-- SOURCE MATERIAL follows --

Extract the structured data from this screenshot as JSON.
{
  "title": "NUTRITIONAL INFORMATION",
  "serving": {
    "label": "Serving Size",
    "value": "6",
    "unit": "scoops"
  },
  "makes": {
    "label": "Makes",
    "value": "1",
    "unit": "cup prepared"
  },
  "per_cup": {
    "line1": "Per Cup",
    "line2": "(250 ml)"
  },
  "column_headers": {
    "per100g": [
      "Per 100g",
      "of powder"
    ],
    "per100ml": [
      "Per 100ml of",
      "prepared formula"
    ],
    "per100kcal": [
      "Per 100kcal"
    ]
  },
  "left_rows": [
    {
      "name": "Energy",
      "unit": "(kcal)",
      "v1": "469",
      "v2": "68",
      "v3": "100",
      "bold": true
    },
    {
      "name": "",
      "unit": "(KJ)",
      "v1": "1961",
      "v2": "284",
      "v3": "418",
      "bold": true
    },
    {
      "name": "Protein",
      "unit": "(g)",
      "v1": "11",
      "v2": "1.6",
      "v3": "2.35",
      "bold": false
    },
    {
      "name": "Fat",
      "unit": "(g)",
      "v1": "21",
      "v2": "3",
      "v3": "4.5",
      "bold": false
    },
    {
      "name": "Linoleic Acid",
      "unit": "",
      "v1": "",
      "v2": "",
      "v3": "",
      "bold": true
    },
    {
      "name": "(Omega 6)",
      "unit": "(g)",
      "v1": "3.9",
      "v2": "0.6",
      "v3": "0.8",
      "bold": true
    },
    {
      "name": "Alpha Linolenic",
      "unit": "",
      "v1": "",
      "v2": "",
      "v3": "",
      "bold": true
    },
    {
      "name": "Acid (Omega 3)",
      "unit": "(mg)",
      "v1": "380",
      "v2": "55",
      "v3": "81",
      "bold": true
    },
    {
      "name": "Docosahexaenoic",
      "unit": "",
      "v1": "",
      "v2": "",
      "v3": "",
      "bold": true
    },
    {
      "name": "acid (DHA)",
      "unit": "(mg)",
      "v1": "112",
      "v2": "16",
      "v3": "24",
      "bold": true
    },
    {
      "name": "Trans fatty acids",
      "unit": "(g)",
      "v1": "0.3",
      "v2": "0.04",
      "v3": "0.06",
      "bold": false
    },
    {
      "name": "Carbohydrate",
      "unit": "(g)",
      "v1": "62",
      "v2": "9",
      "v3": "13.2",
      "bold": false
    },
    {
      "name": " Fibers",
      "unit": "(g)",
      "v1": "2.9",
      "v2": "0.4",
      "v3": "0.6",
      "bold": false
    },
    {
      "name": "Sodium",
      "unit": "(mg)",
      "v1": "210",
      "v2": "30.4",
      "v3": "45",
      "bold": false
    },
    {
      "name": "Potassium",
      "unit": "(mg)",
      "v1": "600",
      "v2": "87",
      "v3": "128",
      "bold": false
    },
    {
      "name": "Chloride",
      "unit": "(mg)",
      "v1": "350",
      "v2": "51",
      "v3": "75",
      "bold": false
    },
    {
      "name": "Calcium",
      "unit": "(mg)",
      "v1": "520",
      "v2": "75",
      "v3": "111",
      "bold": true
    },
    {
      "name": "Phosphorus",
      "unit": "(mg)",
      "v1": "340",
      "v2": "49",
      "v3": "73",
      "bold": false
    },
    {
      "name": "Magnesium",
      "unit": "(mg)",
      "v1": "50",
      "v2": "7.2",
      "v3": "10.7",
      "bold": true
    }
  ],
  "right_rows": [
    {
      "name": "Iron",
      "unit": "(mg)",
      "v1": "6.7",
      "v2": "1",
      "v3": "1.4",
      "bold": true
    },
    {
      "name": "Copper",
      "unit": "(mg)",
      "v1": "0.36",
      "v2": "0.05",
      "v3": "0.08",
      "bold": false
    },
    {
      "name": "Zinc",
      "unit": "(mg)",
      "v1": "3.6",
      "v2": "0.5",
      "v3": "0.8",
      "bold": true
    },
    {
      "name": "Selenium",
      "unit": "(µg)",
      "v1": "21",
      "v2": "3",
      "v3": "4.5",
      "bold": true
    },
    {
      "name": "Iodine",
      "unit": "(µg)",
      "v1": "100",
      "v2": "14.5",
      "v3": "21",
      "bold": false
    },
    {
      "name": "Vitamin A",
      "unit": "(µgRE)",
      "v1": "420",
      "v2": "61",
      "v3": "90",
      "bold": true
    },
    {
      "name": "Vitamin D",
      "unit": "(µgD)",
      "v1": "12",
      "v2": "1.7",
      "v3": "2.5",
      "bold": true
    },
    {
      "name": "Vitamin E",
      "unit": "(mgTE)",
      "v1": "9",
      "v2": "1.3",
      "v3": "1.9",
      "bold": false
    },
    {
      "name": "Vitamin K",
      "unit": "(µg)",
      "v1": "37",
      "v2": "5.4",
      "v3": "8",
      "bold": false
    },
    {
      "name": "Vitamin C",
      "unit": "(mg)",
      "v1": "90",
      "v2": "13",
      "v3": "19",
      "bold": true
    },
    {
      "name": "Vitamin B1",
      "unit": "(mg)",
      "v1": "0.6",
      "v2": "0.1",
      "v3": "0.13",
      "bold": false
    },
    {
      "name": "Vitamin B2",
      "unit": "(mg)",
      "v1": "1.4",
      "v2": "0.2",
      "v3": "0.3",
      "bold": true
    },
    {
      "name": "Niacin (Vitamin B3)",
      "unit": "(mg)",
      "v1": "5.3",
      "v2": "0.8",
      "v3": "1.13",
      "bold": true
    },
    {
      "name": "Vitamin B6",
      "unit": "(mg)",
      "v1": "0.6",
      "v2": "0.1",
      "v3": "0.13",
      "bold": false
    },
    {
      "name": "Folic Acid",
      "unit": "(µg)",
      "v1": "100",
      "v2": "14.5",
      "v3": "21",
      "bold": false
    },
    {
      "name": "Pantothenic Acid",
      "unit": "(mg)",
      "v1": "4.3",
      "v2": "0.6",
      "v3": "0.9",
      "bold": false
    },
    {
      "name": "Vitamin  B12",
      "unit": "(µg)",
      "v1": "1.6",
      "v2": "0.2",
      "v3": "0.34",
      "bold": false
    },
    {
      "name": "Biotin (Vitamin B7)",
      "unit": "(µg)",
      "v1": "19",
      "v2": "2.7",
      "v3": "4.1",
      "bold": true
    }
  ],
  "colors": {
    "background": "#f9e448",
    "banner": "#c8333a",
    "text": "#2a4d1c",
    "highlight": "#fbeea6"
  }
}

-- SOURCE MATERIAL concluded --

### TRY IT
The entries above should be repeated exactly, every one of them.

### RESULT BELOW
Extract the structured data from this screenshot as JSON.
{
  "title": "NUTRITIONAL INFORMATION",
  "serving": {
    "label": "Serving Size",
    "value": "6",
    "unit": "scoops"
  },
  "makes": {
    "label": "Makes",
    "value": "1",
    "unit": "cup prepared"
  },
  "per_cup": {
    "line1": "Per Cup",
    "line2": "(250 ml)"
  },
  "column_headers": {
    "per100g": [
      "Per 100g",
      "of powder"
    ],
    "per100ml": [
      "Per 100ml of",
      "prepared formula"
    ],
    "per100kcal": [
      "Per 100kcal"
    ]
  },
  "left_rows": [
    {
      "name": "Energy",
      "unit": "(kcal)",
      "v1": "469",
      "v2": "68",
      "v3": "100",
      "bold": true
    },
    {
      "name": "",
      "unit": "(KJ)",
      "v1": "1961",
      "v2": "284",
      "v3": "418",
      "bold": true
    },
    {
      "name": "Protein",
      "unit": "(g)",
      "v1": "11",
      "v2": "1.6",
      "v3": "2.35",
      "bold": false
    },
    {
      "name": "Fat",
      "unit": "(g)",
      "v1": "21",
      "v2": "3",
      "v3": "4.5",
      "bold": false
    },
    {
      "name": "Linoleic Acid",
      "unit": "",
      "v1": "",
      "v2": "",
      "v3": "",
      "bold": true
    },
    {
      "name": "(Omega 6)",
      "unit": "(g)",
      "v1": "3.9",
      "v2": "0.6",
      "v3": "0.8",
      "bold": true
    },
    {
      "name": "Alpha Linolenic",
      "unit": "",
      "v1": "",
      "v2": "",
      "v3": "",
      "bold": true
    },
    {
      "name": "Acid (Omega 3)",
      "unit": "(mg)",
      "v1": "380",
      "v2": "55",
      "v3": "81",
      "bold": true
    },
    {
      "name": "Docosahexaenoic",
      "unit": "",
      "v1": "",
      "v2": "",
      "v3": "",
      "bold": true
    },
    {
      "name": "acid (DHA)",
      "unit": "(mg)",
      "v1": "112",
      "v2": "16",
      "v3": "24",
      "bold": true
    },
    {
      "name": "Trans fatty acids",
      "unit": "(g)",
      "v1": "0.3",
      "v2": "0.04",
      "v3": "0.06",
      "bold": false
    },
    {
      "name": "Carbohydrate",
      "unit": "(g)",
      "v1": "62",
      "v2": "9",
      "v3": "13.2",
      "bold": false
    },
    {
      "name": " Fibers",
      "unit": "(g)",
      "v1": "2.9",
      "v2": "0.4",
      "v3": "0.6",
      "bold": false
    },
    {
      "name": "Sodium",
      "unit": "(mg)",
      "v1": "210",
      "v2": "30.4",
      "v3": "45",
      "bold": false
    },
    {
      "name": "Potassium",
      "unit": "(mg)",
      "v1": "600",
      "v2": "87",
      "v3": "128",
      "bold": false
    },
    {
      "name": "Chloride",
      "unit": "(mg)",
      "v1": "350",
      "v2": "51",
      "v3": "75",
      "bold": false
    },
    {
      "name": "Calcium",
      "unit": "(mg)",
      "v1": "520",
      "v2": "75",
      "v3": "111",
      "bold": true
    },
    {
      "name": "Phosphorus",
      "unit": "(mg)",
      "v1": "340",
      "v2": "49",
      "v3": "73",
      "bold": false
    },
    {
      "name": "Magnesium",
      "unit": "(mg)",
      "v1": "50",
      "v2": "7.2",
      "v3": "10.7",
      "bold": true
    }
  ],
  "right_rows": [
    {
      "name": "Iron",
      "unit": "(mg)",
      "v1": "6.7",
      "v2": "1",
      "v3": "1.4",
      "bold": true
    },
    {
      "name": "Copper",
      "unit": "(mg)",
      "v1": "0.36",
      "v2": "0.05",
      "v3": "0.08",
      "bold": false
    },
    {
      "name": "Zinc",
      "unit": "(mg)",
      "v1": "3.6",
      "v2": "0.5",
      "v3": "0.8",
      "bold": true
    },
    {
      "name": "Selenium",
      "unit": "(µg)",
      "v1": "21",
      "v2": "3",
      "v3": "4.5",
      "bold": true
    },
    {
      "name": "Iodine",
      "unit": "(µg)",
      "v1": "100",
      "v2": "14.5",
      "v3": "21",
      "bold": false
    },
    {
      "name": "Vitamin A",
      "unit": "(µgRE)",
      "v1": "420",
      "v2": "61",
      "v3": "90",
      "bold": true
    },
    {
      "name": "Vitamin D",
      "unit": "(µgD)",
      "v1": "12",
      "v2": "1.7",
      "v3": "2.5",
      "bold": true
    },
    {
      "name": "Vitamin E",
      "unit": "(mgTE)",
      "v1": "9",
      "v2": "1.3",
      "v3": "1.9",
      "bold": false
    },
    {
      "name": "Vitamin K",
      "unit": "(µg)",
      "v1": "37",
      "v2": "5.4",
      "v3": "8",
      "bold": false
    },
    {
      "name": "Vitamin C",
      "unit": "(mg)",
      "v1": "90",
      "v2": "13",
      "v3": "19",
      "bold": true
    },
    {
      "name": "Vitamin B1",
      "unit": "(mg)",
      "v1": "0.6",
      "v2": "0.1",
      "v3": "0.13",
      "bold": false
    },
    {
      "name": "Vitamin B2",
      "unit": "(mg)",
      "v1": "1.4",
      "v2": "0.2",
      "v3": "0.3",
      "bold": true
    },
    {
      "name": "Niacin (Vitamin B3)",
      "unit": "(mg)",
      "v1": "5.3",
      "v2": "0.8",
      "v3": "1.13",
      "bold": true
    },
    {
      "name": "Vitamin B6",
      "unit": "(mg)",
      "v1": "0.6",
      "v2": "0.1",
      "v3": "0.13",
      "bold": false
    },
    {
      "name": "Folic Acid",
      "unit": "(µg)",
      "v1": "100",
      "v2": "14.5",
      "v3": "21",
      "bold": false
    },
    {
      "name": "Pantothenic Acid",
      "unit": "(mg)",
      "v1": "4.3",
      "v2": "0.6",
      "v3": "0.9",
      "bold": false
    },
    {
      "name": "Vitamin  B12",
      "unit": "(µg)",
      "v1": "1.6",
      "v2": "0.2",
      "v3": "0.34",
      "bold": false
    },
    {
      "name": "Biotin (Vitamin B7)",
      "unit": "(µg)",
      "v1": "19",
      "v2": "2.7",
      "v3": "4.1",
      "bold": true
    }
  ],
  "colors": {
    "background": "#f9e448",
    "banner": "#c8333a",
    "text": "#2a4d1c",
    "highlight": "#fbeea6"
  }
}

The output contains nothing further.